# CHALLENGE:
Read the records and write them out again exactly.

# DATA LISTING:
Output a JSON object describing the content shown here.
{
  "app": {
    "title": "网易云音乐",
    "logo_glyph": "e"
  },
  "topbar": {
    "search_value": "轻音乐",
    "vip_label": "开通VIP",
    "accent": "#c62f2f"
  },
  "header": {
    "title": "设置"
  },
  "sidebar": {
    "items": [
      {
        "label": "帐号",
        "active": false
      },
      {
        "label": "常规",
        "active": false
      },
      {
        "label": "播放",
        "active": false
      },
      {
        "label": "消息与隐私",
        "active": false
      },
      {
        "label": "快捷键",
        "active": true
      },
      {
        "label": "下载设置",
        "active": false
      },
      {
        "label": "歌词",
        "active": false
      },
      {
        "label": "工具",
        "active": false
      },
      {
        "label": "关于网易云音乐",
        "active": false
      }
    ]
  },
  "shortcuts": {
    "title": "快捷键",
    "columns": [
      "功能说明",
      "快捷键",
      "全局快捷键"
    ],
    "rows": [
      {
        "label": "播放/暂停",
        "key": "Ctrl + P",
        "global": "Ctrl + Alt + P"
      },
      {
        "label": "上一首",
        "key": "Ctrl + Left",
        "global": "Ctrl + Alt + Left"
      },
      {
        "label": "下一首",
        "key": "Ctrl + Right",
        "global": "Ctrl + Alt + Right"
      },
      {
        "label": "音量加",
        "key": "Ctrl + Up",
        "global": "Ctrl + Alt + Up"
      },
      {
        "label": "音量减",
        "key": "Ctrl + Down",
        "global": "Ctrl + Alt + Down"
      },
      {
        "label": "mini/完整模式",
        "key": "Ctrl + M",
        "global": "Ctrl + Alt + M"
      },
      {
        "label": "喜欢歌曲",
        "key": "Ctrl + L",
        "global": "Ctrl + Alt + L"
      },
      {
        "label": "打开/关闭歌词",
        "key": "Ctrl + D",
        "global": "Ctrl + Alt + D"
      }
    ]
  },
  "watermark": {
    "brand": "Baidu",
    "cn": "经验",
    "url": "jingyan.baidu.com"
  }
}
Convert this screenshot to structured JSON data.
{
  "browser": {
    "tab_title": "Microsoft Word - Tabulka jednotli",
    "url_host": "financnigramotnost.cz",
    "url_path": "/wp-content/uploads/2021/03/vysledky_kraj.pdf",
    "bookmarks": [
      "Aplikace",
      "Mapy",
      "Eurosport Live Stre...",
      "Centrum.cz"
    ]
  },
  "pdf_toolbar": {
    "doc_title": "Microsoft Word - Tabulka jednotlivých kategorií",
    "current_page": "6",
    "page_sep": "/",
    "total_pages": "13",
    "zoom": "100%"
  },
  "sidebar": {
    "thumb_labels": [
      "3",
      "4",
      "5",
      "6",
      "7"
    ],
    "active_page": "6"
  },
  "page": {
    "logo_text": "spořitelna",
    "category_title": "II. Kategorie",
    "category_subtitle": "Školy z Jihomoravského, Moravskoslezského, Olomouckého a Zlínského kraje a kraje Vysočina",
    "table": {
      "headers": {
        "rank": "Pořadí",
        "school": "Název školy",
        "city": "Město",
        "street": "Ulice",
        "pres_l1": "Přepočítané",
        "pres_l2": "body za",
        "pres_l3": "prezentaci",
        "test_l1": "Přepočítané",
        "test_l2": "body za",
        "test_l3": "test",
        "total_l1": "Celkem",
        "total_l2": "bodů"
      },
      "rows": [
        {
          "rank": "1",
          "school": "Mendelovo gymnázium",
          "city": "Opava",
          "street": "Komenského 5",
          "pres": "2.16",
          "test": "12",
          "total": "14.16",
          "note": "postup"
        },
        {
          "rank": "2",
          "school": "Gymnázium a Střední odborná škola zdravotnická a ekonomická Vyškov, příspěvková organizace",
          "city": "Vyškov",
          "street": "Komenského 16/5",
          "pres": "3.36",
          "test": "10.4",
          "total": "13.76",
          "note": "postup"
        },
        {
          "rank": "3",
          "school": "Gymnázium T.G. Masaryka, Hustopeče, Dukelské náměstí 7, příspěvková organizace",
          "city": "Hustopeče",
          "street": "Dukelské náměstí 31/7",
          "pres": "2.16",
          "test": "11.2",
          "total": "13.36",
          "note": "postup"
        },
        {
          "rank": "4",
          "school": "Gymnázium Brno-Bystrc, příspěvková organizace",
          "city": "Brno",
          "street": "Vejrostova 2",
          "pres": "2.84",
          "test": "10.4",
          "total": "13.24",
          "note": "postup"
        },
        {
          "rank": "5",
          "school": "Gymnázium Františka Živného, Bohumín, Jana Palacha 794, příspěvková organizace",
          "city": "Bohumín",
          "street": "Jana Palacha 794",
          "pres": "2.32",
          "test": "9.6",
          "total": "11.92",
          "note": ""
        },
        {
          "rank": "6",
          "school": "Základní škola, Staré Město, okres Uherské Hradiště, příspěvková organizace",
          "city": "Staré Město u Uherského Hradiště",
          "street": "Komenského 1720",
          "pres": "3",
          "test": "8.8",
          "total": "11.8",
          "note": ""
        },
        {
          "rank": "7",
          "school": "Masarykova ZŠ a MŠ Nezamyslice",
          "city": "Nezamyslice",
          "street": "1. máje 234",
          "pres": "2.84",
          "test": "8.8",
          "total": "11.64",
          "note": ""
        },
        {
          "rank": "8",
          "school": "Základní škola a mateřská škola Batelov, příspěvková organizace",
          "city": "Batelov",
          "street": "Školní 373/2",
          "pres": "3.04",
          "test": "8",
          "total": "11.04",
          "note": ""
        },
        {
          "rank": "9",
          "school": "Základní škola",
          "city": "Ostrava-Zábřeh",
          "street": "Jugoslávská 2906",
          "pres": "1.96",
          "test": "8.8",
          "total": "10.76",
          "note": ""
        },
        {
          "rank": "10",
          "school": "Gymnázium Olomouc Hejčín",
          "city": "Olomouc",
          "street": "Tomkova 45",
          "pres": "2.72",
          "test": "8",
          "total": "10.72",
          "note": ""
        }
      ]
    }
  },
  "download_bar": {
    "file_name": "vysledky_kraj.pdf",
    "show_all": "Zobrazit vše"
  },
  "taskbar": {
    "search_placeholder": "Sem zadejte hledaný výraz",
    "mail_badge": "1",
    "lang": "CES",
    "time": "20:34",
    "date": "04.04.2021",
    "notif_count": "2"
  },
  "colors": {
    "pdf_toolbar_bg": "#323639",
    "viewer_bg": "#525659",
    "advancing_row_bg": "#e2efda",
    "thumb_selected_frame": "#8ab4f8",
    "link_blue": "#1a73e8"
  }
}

# COMPLETED EXERCISE:
Output a JSON object describing the content shown here.
{
  "app": {
    "title": "网易云音乐",
    "logo_glyph": "e"
  },
  "topbar": {
    "search_value": "轻音乐",
    "vip_label": "开通VIP",
    "accent": "#c62f2f"
  },
  "header": {
    "title": "设置"
  },
  "sidebar": {
    "items": [
      {
        "label": "帐号",
        "active": false
      },
      {
        "label": "常规",
        "active": false
      },
      {
        "label": "播放",
        "active": false
      },
      {
        "label": "消息与隐私",
        "active": false
      },
      {
        "label": "快捷键",
        "active": true
      },
      {
        "label": "下载设置",
        "active": false
      },
      {
        "label": "歌词",
        "active": false
      },
      {
        "label": "工具",
        "active": false
      },
      {
        "label": "关于网易云音乐",
        "active": false
      }
    ]
  },
  "shortcuts": {
    "title": "快捷键",
    "columns": [
      "功能说明",
      "快捷键",
      "全局快捷键"
    ],
    "rows": [
      {
        "label": "播放/暂停",
        "key": "Ctrl + P",
        "global": "Ctrl + Alt + P"
      },
      {
        "label": "上一首",
        "key": "Ctrl + Left",
        "global": "Ctrl + Alt + Left"
      },
      {
        "label": "下一首",
        "key": "Ctrl + Right",
        "global": "Ctrl + Alt + Right"
      },
      {
        "label": "音量加",
        "key": "Ctrl + Up",
        "global": "Ctrl + Alt + Up"
      },
      {
        "label": "音量减",
        "key": "Ctrl + Down",
        "global": "Ctrl + Alt + Down"
      },
      {
        "label": "mini/完整模式",
        "key": "Ctrl + M",
        "global": "Ctrl + Alt + M"
      },
      {
        "label": "喜欢歌曲",
        "key": "Ctrl + L",
        "global": "Ctrl + Alt + L"
      },
      {
        "label": "打开/关闭歌词",
        "key": "Ctrl + D",
        "global": "Ctrl + Alt + D"
      }
    ]
  },
  "watermark": {
    "brand": "Baidu",
    "cn": "经验",
    "url": "jingyan.baidu.com"
  }
}
Convert this screenshot to structured JSON data.
{
  "browser": {
    "tab_title": "Microsoft Word - Tabulka jednotli",
    "url_host": "financnigramotnost.cz",
    "url_path": "/wp-content/uploads/2021/03/vysledky_kraj.pdf",
    "bookmarks": [
      "Aplikace",
      "Mapy",
      "Eurosport Live Stre...",
      "Centrum.cz"
    ]
  },
  "pdf_toolbar": {
    "doc_title": "Microsoft Word - Tabulka jednotlivých kategorií",
    "current_page": "6",
    "page_sep": "/",
    "total_pages": "13",
    "zoom": "100%"
  },
  "sidebar": {
    "thumb_labels": [
      "3",
      "4",
      "5",
      "6",
      "7"
    ],
    "active_page": "6"
  },
  "page": {
    "logo_text": "spořitelna",
    "category_title": "II. Kategorie",
    "category_subtitle": "Školy z Jihomoravského, Moravskoslezského, Olomouckého a Zlínského kraje a kraje Vysočina",
    "table": {
      "headers": {
        "rank": "Pořadí",
        "school": "Název školy",
        "city": "Město",
        "street": "Ulice",
        "pres_l1": "Přepočítané",
        "pres_l2": "body za",
        "pres_l3": "prezentaci",
        "test_l1": "Přepočítané",
        "test_l2": "body za",
        "test_l3": "test",
        "total_l1": "Celkem",
        "total_l2": "bodů"
      },
      "rows": [
        {
          "rank": "1",
          "school": "Mendelovo gymnázium",
          "city": "Opava",
          "street": "Komenského 5",
          "pres": "2.16",
          "test": "12",
          "total": "14.16",
          "note": "postup"
        },
        {
          "rank": "2",
          "school": "Gymnázium a Střední odborná škola zdravotnická a ekonomická Vyškov, příspěvková organizace",
          "city": "Vyškov",
          "street": "Komenského 16/5",
          "pres": "3.36",
          "test": "10.4",
          "total": "13.76",
          "note": "postup"
        },
        {
          "rank": "3",
          "school": "Gymnázium T.G. Masaryka, Hustopeče, Dukelské náměstí 7, příspěvková organizace",
          "city": "Hustopeče",
          "street": "Dukelské náměstí 31/7",
          "pres": "2.16",
          "test": "11.2",
          "total": "13.36",
          "note": "postup"
        },
        {
          "rank": "4",
          "school": "Gymnázium Brno-Bystrc, příspěvková organizace",
          "city": "Brno",
          "street": "Vejrostova 2",
          "pres": "2.84",
          "test": "10.4",
          "total": "13.24",
          "note": "postup"
        },
        {
          "rank": "5",
          "school": "Gymnázium Františka Živného, Bohumín, Jana Palacha 794, příspěvková organizace",
          "city": "Bohumín",
          "street": "Jana Palacha 794",
          "pres": "2.32",
          "test": "9.6",
          "total": "11.92",
          "note": ""
        },
        {
          "rank": "6",
          "school": "Základní škola, Staré Město, okres Uherské Hradiště, příspěvková organizace",
          "city": "Staré Město u Uherského Hradiště",
          "street": "Komenského 1720",
          "pres": "3",
          "test": "8.8",
          "total": "11.8",
          "note": ""
        },
        {
          "rank": "7",
          "school": "Masarykova ZŠ a MŠ Nezamyslice",
          "city": "Nezamyslice",
          "street": "1. máje 234",
          "pres": "2.84",
          "test": "8.8",
          "total": "11.64",
          "note": ""
        },
        {
          "rank": "8",
          "school": "Základní škola a mateřská škola Batelov, příspěvková organizace",
          "city": "Batelov",
          "street": "Školní 373/2",
          "pres": "3.04",
          "test": "8",
          "total": "11.04",
          "note": ""
        },
        {
          "rank": "9",
          "school": "Základní škola",
          "city": "Ostrava-Zábřeh",
          "street": "Jugoslávská 2906",
          "pres": "1.96",
          "test": "8.8",
          "total": "10.76",
          "note": ""
        },
        {
          "rank": "10",
          "school": "Gymnázium Olomouc Hejčín",
          "city": "Olomouc",
          "street": "Tomkova 45",
          "pres": "2.72",
          "test": "8",
          "total": "10.72",
          "note": ""
        }
      ]
    }
  },
  "download_bar": {
    "file_name": "vysledky_kraj.pdf",
    "show_all": "Zobrazit vše"
  },
  "taskbar": {
    "search_placeholder": "Sem zadejte hledaný výraz",
    "mail_badge": "1",
    "lang": "CES",
    "time": "20:34",
    "date": "04.04.2021",
    "notif_count": "2"
  },
  "colors": {
    "pdf_toolbar_bg": "#323639",
    "viewer_bg": "#525659",
    "advancing_row_bg": "#e2efda",
    "thumb_selected_frame": "#8ab4f8",
    "link_blue": "#1a73e8"
  }
}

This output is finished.